## begin DATASET ENTRIES

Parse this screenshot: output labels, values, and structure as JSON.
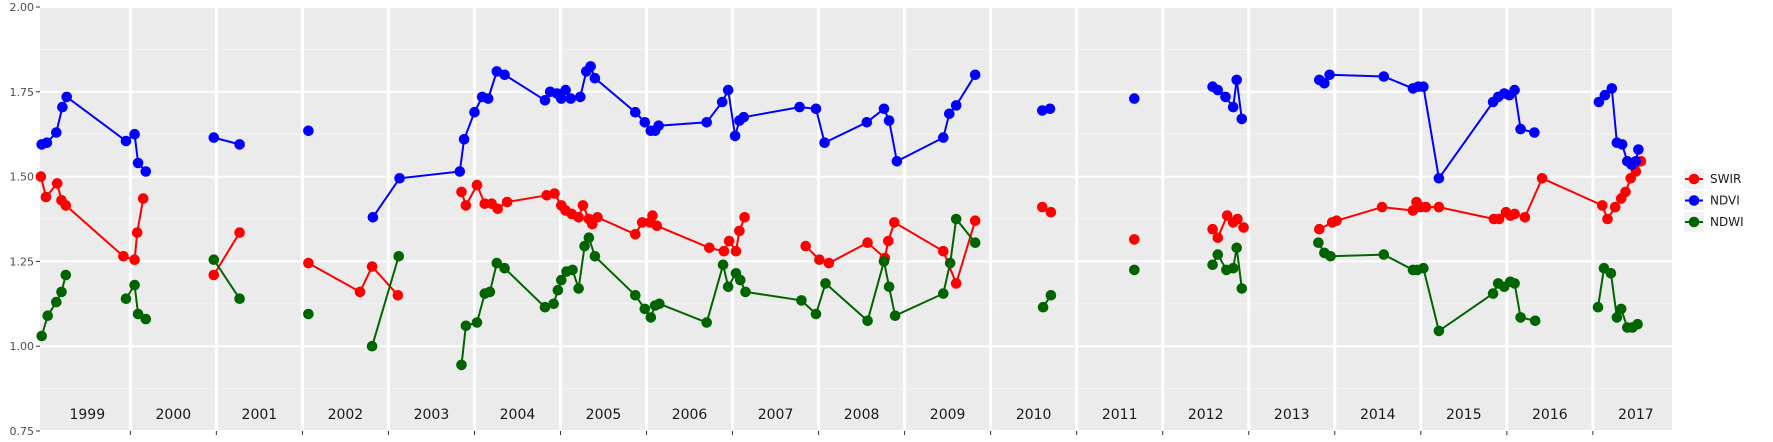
{
  "chart_data": {
    "type": "line",
    "title": "",
    "xlabel": "",
    "ylabel": "",
    "ylim": [
      0.75,
      2.0
    ],
    "xlim": [
      1998.95,
      2017.92
    ],
    "grid": true,
    "legend_position": "right",
    "y_ticks": [
      "0.75",
      "1.00",
      "1.25",
      "1.50",
      "1.75",
      "2.00"
    ],
    "x_ticks": [
      "1999",
      "2000",
      "2001",
      "2002",
      "2003",
      "2004",
      "2005",
      "2006",
      "2007",
      "2008",
      "2009",
      "2010",
      "2011",
      "2012",
      "2013",
      "2014",
      "2015",
      "2016",
      "2017"
    ],
    "series": [
      {
        "name": "SWIR",
        "color": "#ff0000",
        "points": [
          [
            1998.96,
            1.5
          ],
          [
            1999.02,
            1.44
          ],
          [
            1999.15,
            1.48
          ],
          [
            1999.2,
            1.43
          ],
          [
            1999.25,
            1.415
          ],
          [
            1999.92,
            1.265
          ],
          [
            2000.05,
            1.255
          ],
          [
            2000.08,
            1.335
          ],
          [
            2000.15,
            1.435
          ],
          [
            2000.97,
            1.21
          ],
          [
            2001.27,
            1.335
          ],
          [
            2002.07,
            1.245
          ],
          [
            2002.67,
            1.16
          ],
          [
            2002.81,
            1.235
          ],
          [
            2003.11,
            1.15
          ],
          [
            2003.85,
            1.455
          ],
          [
            2003.9,
            1.415
          ],
          [
            2004.03,
            1.475
          ],
          [
            2004.12,
            1.42
          ],
          [
            2004.2,
            1.42
          ],
          [
            2004.27,
            1.405
          ],
          [
            2004.38,
            1.425
          ],
          [
            2004.84,
            1.445
          ],
          [
            2004.93,
            1.45
          ],
          [
            2005.01,
            1.415
          ],
          [
            2005.06,
            1.4
          ],
          [
            2005.13,
            1.39
          ],
          [
            2005.21,
            1.38
          ],
          [
            2005.26,
            1.415
          ],
          [
            2005.33,
            1.375
          ],
          [
            2005.37,
            1.36
          ],
          [
            2005.43,
            1.38
          ],
          [
            2005.87,
            1.33
          ],
          [
            2005.95,
            1.365
          ],
          [
            2006.04,
            1.365
          ],
          [
            2006.07,
            1.385
          ],
          [
            2006.12,
            1.355
          ],
          [
            2006.73,
            1.29
          ],
          [
            2006.9,
            1.28
          ],
          [
            2006.96,
            1.31
          ],
          [
            2007.04,
            1.28
          ],
          [
            2007.08,
            1.34
          ],
          [
            2007.14,
            1.38
          ],
          [
            2007.85,
            1.295
          ],
          [
            2008.01,
            1.255
          ],
          [
            2008.12,
            1.245
          ],
          [
            2008.57,
            1.305
          ],
          [
            2008.77,
            1.26
          ],
          [
            2008.81,
            1.31
          ],
          [
            2008.88,
            1.365
          ],
          [
            2009.45,
            1.28
          ],
          [
            2009.6,
            1.185
          ],
          [
            2009.82,
            1.37
          ],
          [
            2010.6,
            1.41
          ],
          [
            2010.7,
            1.395
          ],
          [
            2011.67,
            1.315
          ],
          [
            2012.58,
            1.345
          ],
          [
            2012.64,
            1.32
          ],
          [
            2012.75,
            1.385
          ],
          [
            2012.82,
            1.365
          ],
          [
            2012.87,
            1.375
          ],
          [
            2012.94,
            1.35
          ],
          [
            2013.82,
            1.345
          ],
          [
            2013.97,
            1.365
          ],
          [
            2014.02,
            1.37
          ],
          [
            2014.55,
            1.41
          ],
          [
            2014.91,
            1.4
          ],
          [
            2014.95,
            1.425
          ],
          [
            2015.0,
            1.41
          ],
          [
            2015.06,
            1.41
          ],
          [
            2015.21,
            1.41
          ],
          [
            2015.85,
            1.375
          ],
          [
            2015.91,
            1.375
          ],
          [
            2015.99,
            1.395
          ],
          [
            2016.04,
            1.385
          ],
          [
            2016.09,
            1.39
          ],
          [
            2016.21,
            1.38
          ],
          [
            2016.41,
            1.495
          ],
          [
            2017.11,
            1.415
          ],
          [
            2017.17,
            1.375
          ],
          [
            2017.26,
            1.41
          ],
          [
            2017.33,
            1.435
          ],
          [
            2017.38,
            1.455
          ],
          [
            2017.44,
            1.495
          ],
          [
            2017.5,
            1.515
          ],
          [
            2017.56,
            1.545
          ]
        ]
      },
      {
        "name": "NDVI",
        "color": "#0000ff",
        "points": [
          [
            1998.97,
            1.595
          ],
          [
            1999.03,
            1.6
          ],
          [
            1999.14,
            1.63
          ],
          [
            1999.21,
            1.705
          ],
          [
            1999.26,
            1.735
          ],
          [
            1999.95,
            1.605
          ],
          [
            2000.05,
            1.625
          ],
          [
            2000.09,
            1.54
          ],
          [
            2000.18,
            1.515
          ],
          [
            2000.97,
            1.615
          ],
          [
            2001.27,
            1.595
          ],
          [
            2002.07,
            1.635
          ],
          [
            2002.82,
            1.38
          ],
          [
            2003.13,
            1.495
          ],
          [
            2003.83,
            1.515
          ],
          [
            2003.88,
            1.61
          ],
          [
            2004.0,
            1.69
          ],
          [
            2004.09,
            1.735
          ],
          [
            2004.16,
            1.73
          ],
          [
            2004.26,
            1.81
          ],
          [
            2004.35,
            1.8
          ],
          [
            2004.82,
            1.725
          ],
          [
            2004.88,
            1.75
          ],
          [
            2004.96,
            1.745
          ],
          [
            2005.01,
            1.73
          ],
          [
            2005.06,
            1.755
          ],
          [
            2005.12,
            1.73
          ],
          [
            2005.23,
            1.735
          ],
          [
            2005.3,
            1.81
          ],
          [
            2005.35,
            1.825
          ],
          [
            2005.4,
            1.79
          ],
          [
            2005.87,
            1.69
          ],
          [
            2005.98,
            1.66
          ],
          [
            2006.05,
            1.635
          ],
          [
            2006.1,
            1.635
          ],
          [
            2006.14,
            1.65
          ],
          [
            2006.7,
            1.66
          ],
          [
            2006.88,
            1.72
          ],
          [
            2006.95,
            1.755
          ],
          [
            2007.03,
            1.62
          ],
          [
            2007.08,
            1.665
          ],
          [
            2007.13,
            1.675
          ],
          [
            2007.78,
            1.705
          ],
          [
            2007.97,
            1.7
          ],
          [
            2008.07,
            1.6
          ],
          [
            2008.56,
            1.66
          ],
          [
            2008.76,
            1.7
          ],
          [
            2008.82,
            1.665
          ],
          [
            2008.91,
            1.545
          ],
          [
            2009.45,
            1.615
          ],
          [
            2009.52,
            1.685
          ],
          [
            2009.6,
            1.71
          ],
          [
            2009.82,
            1.8
          ],
          [
            2010.6,
            1.695
          ],
          [
            2010.69,
            1.7
          ],
          [
            2011.67,
            1.73
          ],
          [
            2012.58,
            1.765
          ],
          [
            2012.64,
            1.755
          ],
          [
            2012.73,
            1.735
          ],
          [
            2012.82,
            1.705
          ],
          [
            2012.86,
            1.785
          ],
          [
            2012.92,
            1.67
          ],
          [
            2013.82,
            1.785
          ],
          [
            2013.88,
            1.775
          ],
          [
            2013.94,
            1.8
          ],
          [
            2014.57,
            1.795
          ],
          [
            2014.91,
            1.76
          ],
          [
            2014.97,
            1.765
          ],
          [
            2015.03,
            1.765
          ],
          [
            2015.21,
            1.495
          ],
          [
            2015.84,
            1.72
          ],
          [
            2015.9,
            1.735
          ],
          [
            2015.97,
            1.745
          ],
          [
            2016.03,
            1.74
          ],
          [
            2016.09,
            1.755
          ],
          [
            2016.16,
            1.64
          ],
          [
            2016.32,
            1.63
          ],
          [
            2017.07,
            1.72
          ],
          [
            2017.14,
            1.74
          ],
          [
            2017.22,
            1.76
          ],
          [
            2017.28,
            1.6
          ],
          [
            2017.34,
            1.595
          ],
          [
            2017.4,
            1.545
          ],
          [
            2017.45,
            1.535
          ],
          [
            2017.5,
            1.545
          ],
          [
            2017.53,
            1.58
          ]
        ]
      },
      {
        "name": "NDWI",
        "color": "#006400",
        "points": [
          [
            1998.97,
            1.03
          ],
          [
            1999.04,
            1.09
          ],
          [
            1999.14,
            1.13
          ],
          [
            1999.2,
            1.16
          ],
          [
            1999.25,
            1.21
          ],
          [
            1999.95,
            1.14
          ],
          [
            2000.05,
            1.18
          ],
          [
            2000.09,
            1.095
          ],
          [
            2000.18,
            1.08
          ],
          [
            2000.97,
            1.255
          ],
          [
            2001.27,
            1.14
          ],
          [
            2002.07,
            1.095
          ],
          [
            2002.81,
            1.0
          ],
          [
            2003.12,
            1.265
          ],
          [
            2003.85,
            0.945
          ],
          [
            2003.9,
            1.06
          ],
          [
            2004.03,
            1.07
          ],
          [
            2004.12,
            1.155
          ],
          [
            2004.18,
            1.16
          ],
          [
            2004.26,
            1.245
          ],
          [
            2004.35,
            1.23
          ],
          [
            2004.82,
            1.115
          ],
          [
            2004.92,
            1.125
          ],
          [
            2004.97,
            1.165
          ],
          [
            2005.01,
            1.195
          ],
          [
            2005.07,
            1.22
          ],
          [
            2005.14,
            1.225
          ],
          [
            2005.21,
            1.17
          ],
          [
            2005.28,
            1.295
          ],
          [
            2005.33,
            1.32
          ],
          [
            2005.4,
            1.265
          ],
          [
            2005.87,
            1.15
          ],
          [
            2005.98,
            1.11
          ],
          [
            2006.05,
            1.085
          ],
          [
            2006.1,
            1.12
          ],
          [
            2006.15,
            1.125
          ],
          [
            2006.7,
            1.07
          ],
          [
            2006.89,
            1.24
          ],
          [
            2006.95,
            1.175
          ],
          [
            2007.04,
            1.215
          ],
          [
            2007.09,
            1.195
          ],
          [
            2007.15,
            1.16
          ],
          [
            2007.8,
            1.135
          ],
          [
            2007.97,
            1.095
          ],
          [
            2008.08,
            1.185
          ],
          [
            2008.57,
            1.075
          ],
          [
            2008.76,
            1.25
          ],
          [
            2008.82,
            1.175
          ],
          [
            2008.89,
            1.09
          ],
          [
            2009.45,
            1.155
          ],
          [
            2009.53,
            1.245
          ],
          [
            2009.6,
            1.375
          ],
          [
            2009.82,
            1.305
          ],
          [
            2010.61,
            1.115
          ],
          [
            2010.7,
            1.15
          ],
          [
            2011.67,
            1.225
          ],
          [
            2012.58,
            1.24
          ],
          [
            2012.64,
            1.27
          ],
          [
            2012.74,
            1.225
          ],
          [
            2012.82,
            1.23
          ],
          [
            2012.86,
            1.29
          ],
          [
            2012.92,
            1.17
          ],
          [
            2013.81,
            1.305
          ],
          [
            2013.88,
            1.275
          ],
          [
            2013.95,
            1.265
          ],
          [
            2014.57,
            1.27
          ],
          [
            2014.91,
            1.225
          ],
          [
            2014.96,
            1.225
          ],
          [
            2015.03,
            1.23
          ],
          [
            2015.21,
            1.045
          ],
          [
            2015.84,
            1.155
          ],
          [
            2015.9,
            1.185
          ],
          [
            2015.97,
            1.175
          ],
          [
            2016.04,
            1.19
          ],
          [
            2016.09,
            1.185
          ],
          [
            2016.16,
            1.085
          ],
          [
            2016.33,
            1.075
          ],
          [
            2017.06,
            1.115
          ],
          [
            2017.13,
            1.23
          ],
          [
            2017.21,
            1.215
          ],
          [
            2017.28,
            1.085
          ],
          [
            2017.33,
            1.11
          ],
          [
            2017.4,
            1.055
          ],
          [
            2017.46,
            1.055
          ],
          [
            2017.52,
            1.065
          ]
        ]
      }
    ]
  }
}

## end DATASET ENTRIES

* **TASK DIRECTIONS**: Track down the lines that include the word "color" and copy them.

* **EXERCISE SOLUTION**:
        "color": "#ff0000",
        "color": "#0000ff",
        "color": "#006400",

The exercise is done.